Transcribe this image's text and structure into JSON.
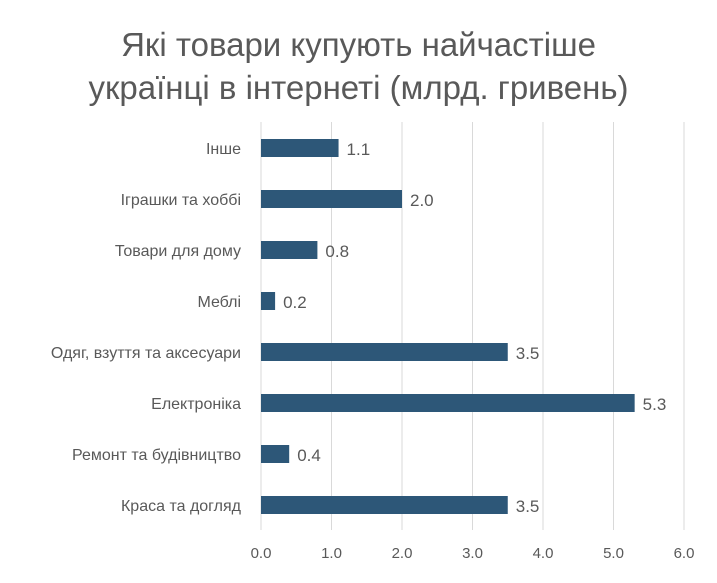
{
  "chart_data": {
    "type": "bar",
    "orientation": "horizontal",
    "title_lines": [
      "Які товари купують найчастіше",
      "українці в інтернеті (млрд. гривень)"
    ],
    "categories": [
      "Інше",
      "Іграшки та хоббі",
      "Товари для дому",
      "Меблі",
      "Одяг, взуття та аксесуари",
      "Електроніка",
      "Ремонт та будівництво",
      "Краса та догляд"
    ],
    "values": [
      1.1,
      2.0,
      0.8,
      0.2,
      3.5,
      5.3,
      0.4,
      3.5
    ],
    "data_labels": [
      "1.1",
      "2.0",
      "0.8",
      "0.2",
      "3.5",
      "5.3",
      "0.4",
      "3.5"
    ],
    "xticks": [
      "0.0",
      "1.0",
      "2.0",
      "3.0",
      "4.0",
      "5.0",
      "6.0"
    ],
    "xlim": [
      0,
      6
    ],
    "xlabel": "",
    "ylabel": "",
    "grid": true,
    "legend": "none",
    "colors": {
      "bar": "#2D5778",
      "grid": "#D9D9D9",
      "text": "#595959",
      "title": "#595959"
    }
  }
}
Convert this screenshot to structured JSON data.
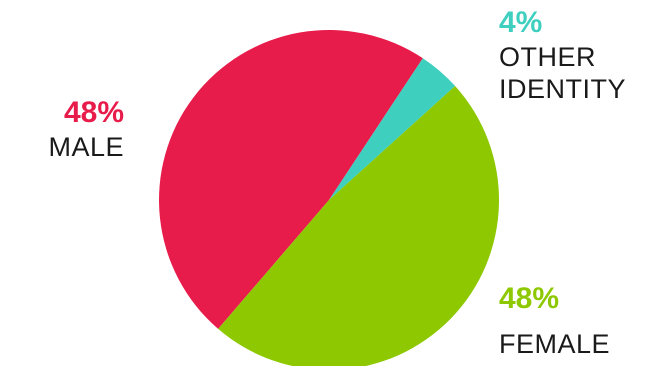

■ **WHAT IS REQUIRED**: List the lines of the records where "text" occurs.

■ **SOLUTION TO THE EXERCISE**:
Transcribe this image's text and structure into JSON.
      "text": "#595959",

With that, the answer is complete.